GIVEN PROBLEM → Using the data below, copy every line that contains the word "Clear".

Dataset items:

-*-*-

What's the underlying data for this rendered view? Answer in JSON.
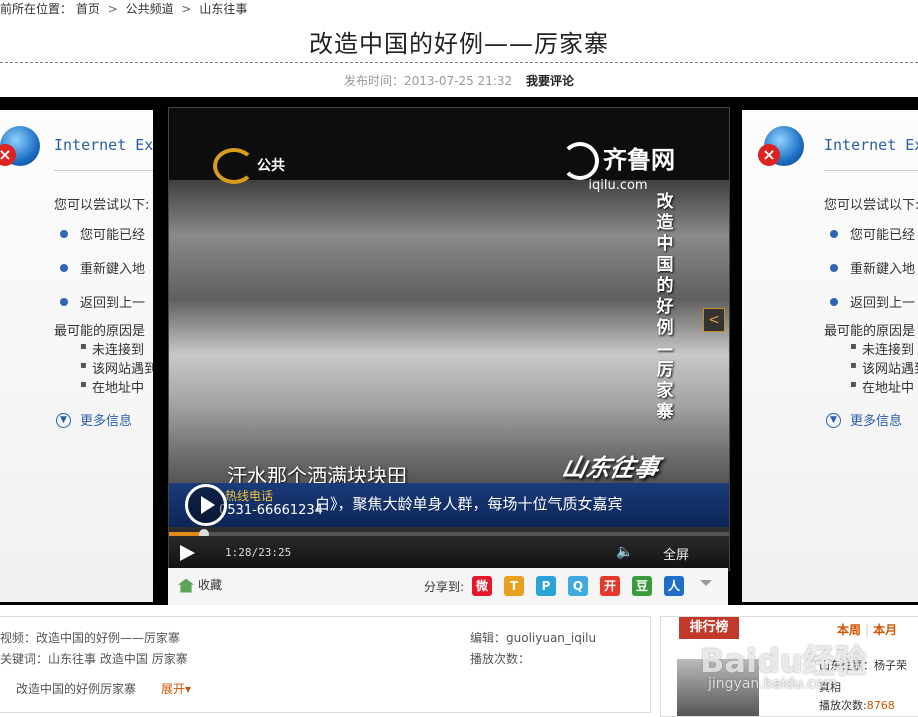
{
  "breadcrumb": {
    "prefix": "前所在位置：",
    "items": [
      "首页",
      "公共频道",
      "山东往事"
    ],
    "separator": ">"
  },
  "article": {
    "title": "改造中国的好例——厉家寨",
    "publish_label": "发布时间：2013-07-25 21:32",
    "comment_link": "我要评论"
  },
  "ie_error": {
    "title": "Internet Ex",
    "try_text": "您可以尝试以下:",
    "options": [
      "您可能已经",
      "重新鍵入地",
      "返回到上一"
    ],
    "reason_label": "最可能的原因是",
    "reasons": [
      "未连接到",
      "该网站遇到",
      "在地址中"
    ],
    "more_info": "更多信息"
  },
  "video": {
    "channel_logo": "公共",
    "site_logo_main": "齐鲁网",
    "site_logo_sub": "iqilu.com",
    "vertical_title": "改造中国的好例—厉家寨",
    "side_tab": "<",
    "subtitle": "汗水那个洒满块块田",
    "program_logo": "山东往事",
    "hotline_label": "热线电话",
    "hotline_number": "0531-66661234",
    "ticker": "白》，聚焦大龄单身人群，每场十位气质女嘉宾",
    "time_display": "1:28/23:25",
    "progress": 0.0627,
    "fullscreen_label": "全屏"
  },
  "sharebar": {
    "favorite_label": "收藏",
    "share_label": "分享到:",
    "services": [
      {
        "name": "weibo",
        "glyph": "微",
        "color": "#e6162d"
      },
      {
        "name": "tencent-weibo",
        "glyph": "T",
        "color": "#e8a01e"
      },
      {
        "name": "renren",
        "glyph": "P",
        "color": "#2aa4d8"
      },
      {
        "name": "qzone",
        "glyph": "Q",
        "color": "#3fa9e0"
      },
      {
        "name": "kaixin",
        "glyph": "开",
        "color": "#e4392b"
      },
      {
        "name": "douban",
        "glyph": "豆",
        "color": "#3c9b3c"
      },
      {
        "name": "people",
        "glyph": "人",
        "color": "#1f6fc9"
      }
    ]
  },
  "info": {
    "video_label": "视频：改造中国的好例——厉家寨",
    "keywords_label": "关键词：",
    "keywords": [
      "山东往事",
      "改造中国",
      "厉家寨"
    ],
    "related_title": "改造中国的好例厉家寨",
    "expand_label": "展开",
    "editor_label": "编辑：guoliyuan_iqilu",
    "plays_label": "播放次数："
  },
  "ranking": {
    "tab_label": "排行榜",
    "period_week": "本周",
    "period_month": "本月",
    "item_title": "山东往事：杨子荣",
    "item_subtitle": "真相",
    "item_plays_label": "播放次数:",
    "item_plays": "8768"
  },
  "watermark": {
    "brand": "Baidu经验",
    "url": "jingyan.baidu.com"
  },
  "colors": {
    "accent_orange": "#e08a1e",
    "ie_blue": "#2a5fa8",
    "rank_red": "#c0392b"
  }
}
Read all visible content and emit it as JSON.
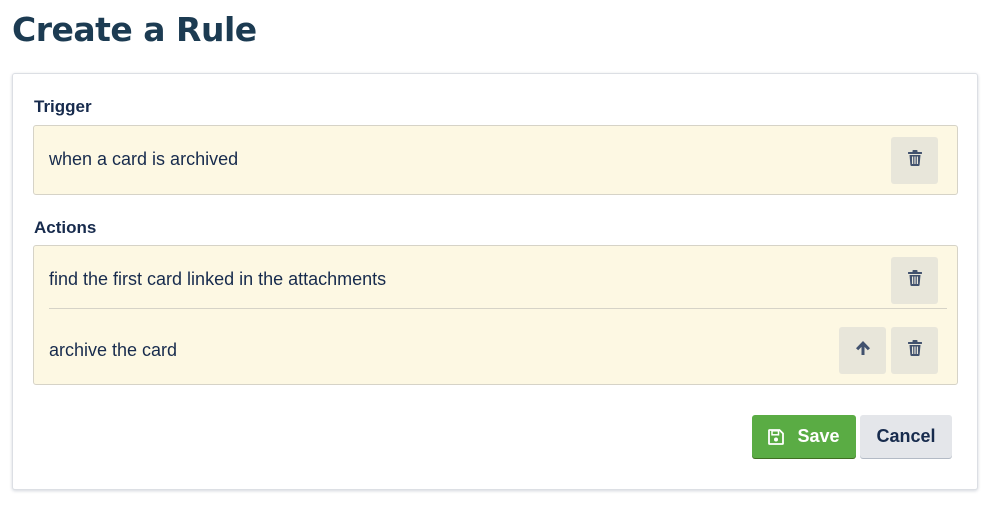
{
  "page": {
    "title": "Create a Rule"
  },
  "trigger": {
    "label": "Trigger",
    "text": "when a card is archived",
    "delete_icon": "trash-icon"
  },
  "actions": {
    "label": "Actions",
    "items": [
      {
        "text": "find the first card linked in the attachments",
        "icons": [
          "trash-icon"
        ]
      },
      {
        "text": "archive the card",
        "icons": [
          "arrow-up-icon",
          "trash-icon"
        ]
      }
    ]
  },
  "buttons": {
    "save_label": "Save",
    "save_icon": "floppy-disk-icon",
    "cancel_label": "Cancel"
  },
  "colors": {
    "title": "#1c3b52",
    "rule_box_bg": "#fdf8e3",
    "icon_button_bg": "#e8e6da",
    "save_bg": "#5aac44",
    "cancel_bg": "#e4e6ea"
  }
}
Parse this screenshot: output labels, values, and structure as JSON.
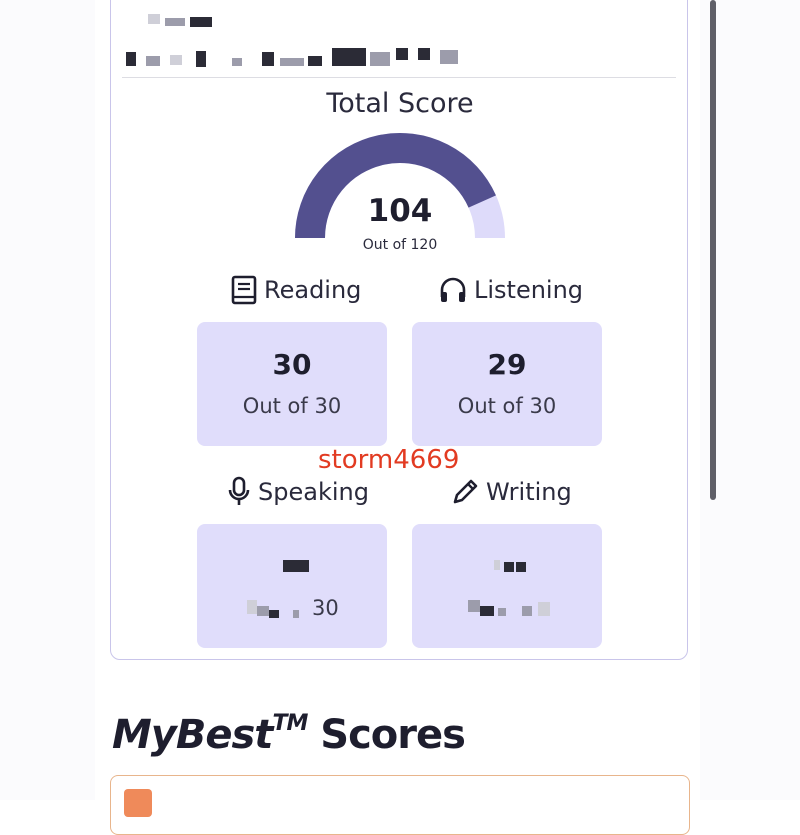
{
  "total": {
    "title": "Total Score",
    "score": "104",
    "out_of": "Out of 120",
    "fraction": 0.867,
    "colors": {
      "filled": "#53508f",
      "remaining": "#dedbfa"
    }
  },
  "sections": [
    {
      "id": "reading",
      "label": "Reading",
      "icon": "book-icon",
      "score": "30",
      "out_of": "Out of 30"
    },
    {
      "id": "listening",
      "label": "Listening",
      "icon": "headphones-icon",
      "score": "29",
      "out_of": "Out of 30"
    },
    {
      "id": "speaking",
      "label": "Speaking",
      "icon": "microphone-icon",
      "score": "",
      "out_of": "30"
    },
    {
      "id": "writing",
      "label": "Writing",
      "icon": "pencil-icon",
      "score": "",
      "out_of": ""
    }
  ],
  "watermark": "storm4669",
  "mybest": {
    "brand": "MyBest",
    "trademark": "TM",
    "suffix": "Scores"
  },
  "colors": {
    "box_bg": "#e0ddfb",
    "card_border": "#c9c5ea",
    "best_border": "#e8b58c",
    "accent_orange": "#ef8a5a"
  }
}
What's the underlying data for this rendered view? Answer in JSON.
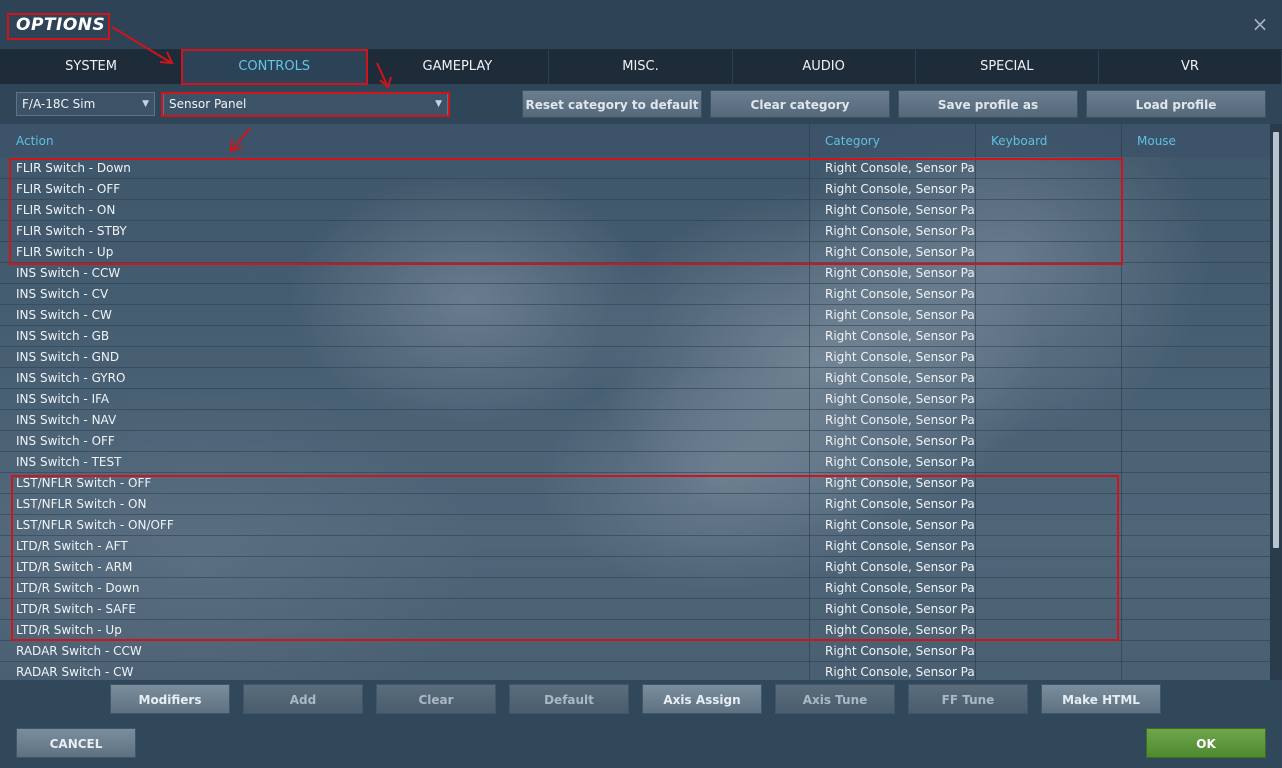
{
  "window": {
    "title": "OPTIONS",
    "close_glyph": "×",
    "close_icon": "close-icon"
  },
  "tabs": [
    {
      "label": "SYSTEM",
      "active": false
    },
    {
      "label": "CONTROLS",
      "active": true
    },
    {
      "label": "GAMEPLAY",
      "active": false
    },
    {
      "label": "MISC.",
      "active": false
    },
    {
      "label": "AUDIO",
      "active": false
    },
    {
      "label": "SPECIAL",
      "active": false
    },
    {
      "label": "VR",
      "active": false
    }
  ],
  "toolbar": {
    "aircraft_select": "F/A-18C Sim",
    "category_select": "Sensor Panel",
    "reset_category": "Reset category to default",
    "clear_category": "Clear category",
    "save_profile": "Save profile as",
    "load_profile": "Load profile"
  },
  "grid": {
    "headers": {
      "action": "Action",
      "category": "Category",
      "keyboard": "Keyboard",
      "mouse": "Mouse"
    },
    "rows": [
      {
        "action": "FLIR Switch - Down",
        "category": "Right Console, Sensor Pan"
      },
      {
        "action": "FLIR Switch - OFF",
        "category": "Right Console, Sensor Pan"
      },
      {
        "action": "FLIR Switch - ON",
        "category": "Right Console, Sensor Pan"
      },
      {
        "action": "FLIR Switch - STBY",
        "category": "Right Console, Sensor Pan"
      },
      {
        "action": "FLIR Switch - Up",
        "category": "Right Console, Sensor Pan"
      },
      {
        "action": "INS Switch - CCW",
        "category": "Right Console, Sensor Pan"
      },
      {
        "action": "INS Switch - CV",
        "category": "Right Console, Sensor Pan"
      },
      {
        "action": "INS Switch - CW",
        "category": "Right Console, Sensor Pan"
      },
      {
        "action": "INS Switch - GB",
        "category": "Right Console, Sensor Pan"
      },
      {
        "action": "INS Switch - GND",
        "category": "Right Console, Sensor Pan"
      },
      {
        "action": "INS Switch - GYRO",
        "category": "Right Console, Sensor Pan"
      },
      {
        "action": "INS Switch - IFA",
        "category": "Right Console, Sensor Pan"
      },
      {
        "action": "INS Switch - NAV",
        "category": "Right Console, Sensor Pan"
      },
      {
        "action": "INS Switch - OFF",
        "category": "Right Console, Sensor Pan"
      },
      {
        "action": "INS Switch - TEST",
        "category": "Right Console, Sensor Pan"
      },
      {
        "action": "LST/NFLR Switch - OFF",
        "category": "Right Console, Sensor Pan"
      },
      {
        "action": "LST/NFLR Switch - ON",
        "category": "Right Console, Sensor Pan"
      },
      {
        "action": "LST/NFLR Switch - ON/OFF",
        "category": "Right Console, Sensor Pan"
      },
      {
        "action": "LTD/R Switch - AFT",
        "category": "Right Console, Sensor Pan"
      },
      {
        "action": "LTD/R Switch - ARM",
        "category": "Right Console, Sensor Pan"
      },
      {
        "action": "LTD/R Switch - Down",
        "category": "Right Console, Sensor Pan"
      },
      {
        "action": "LTD/R Switch - SAFE",
        "category": "Right Console, Sensor Pan"
      },
      {
        "action": "LTD/R Switch - Up",
        "category": "Right Console, Sensor Pan"
      },
      {
        "action": "RADAR Switch - CCW",
        "category": "Right Console, Sensor Pan"
      },
      {
        "action": "RADAR Switch - CW",
        "category": "Right Console, Sensor Pan"
      }
    ]
  },
  "bottom": {
    "modifiers": "Modifiers",
    "add": "Add",
    "clear": "Clear",
    "default": "Default",
    "axis_assign": "Axis Assign",
    "axis_tune": "Axis Tune",
    "ff_tune": "FF Tune",
    "make_html": "Make HTML",
    "cancel": "CANCEL",
    "ok": "OK"
  },
  "colors": {
    "accent": "#62c6e6",
    "highlight": "#d0141c",
    "ok": "#5a9a3a"
  }
}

-*-*-

CORRECT RESPONSE →
    "clear_category": "Clear category",
    "clear": "Clear",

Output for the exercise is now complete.